Each entry below is to be written out exactly, and the pictures are to be left out.

(Extracted records)
::::

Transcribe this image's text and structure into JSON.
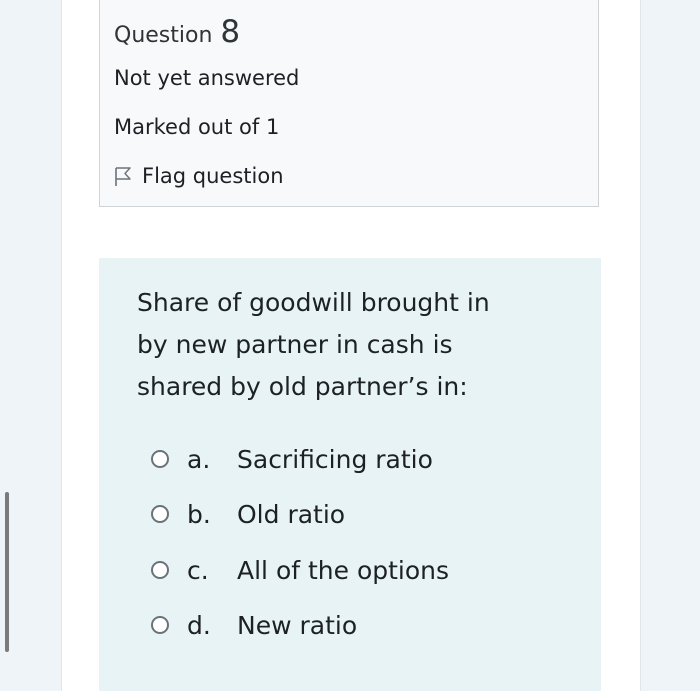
{
  "question_info": {
    "label": "Question",
    "number": "8",
    "state": "Not yet answered",
    "grade": "Marked out of 1",
    "flag_label": "Flag question"
  },
  "question": {
    "text_lines": [
      "Share of goodwill brought in",
      "by new partner in cash is",
      "shared by old partner’s in:"
    ],
    "answers": [
      {
        "letter": "a.",
        "text": "Sacrificing ratio"
      },
      {
        "letter": "b.",
        "text": "Old ratio"
      },
      {
        "letter": "c.",
        "text": "All of the options"
      },
      {
        "letter": "d.",
        "text": "New ratio"
      }
    ]
  }
}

::::

> **Full solution**:
Transcribe this image's text and structure into JSON.
{
  "question_info": {
    "label": "Question",
    "number": "8",
    "state": "Not yet answered",
    "grade": "Marked out of 1",
    "flag_label": "Flag question"
  },
  "question": {
    "text_lines": [
      "Share of goodwill brought in",
      "by new partner in cash is",
      "shared by old partner’s in:"
    ],
    "answers": [
      {
        "letter": "a.",
        "text": "Sacrificing ratio"
      },
      {
        "letter": "b.",
        "text": "Old ratio"
      },
      {
        "letter": "c.",
        "text": "All of the options"
      },
      {
        "letter": "d.",
        "text": "New ratio"
      }
    ]
  }
}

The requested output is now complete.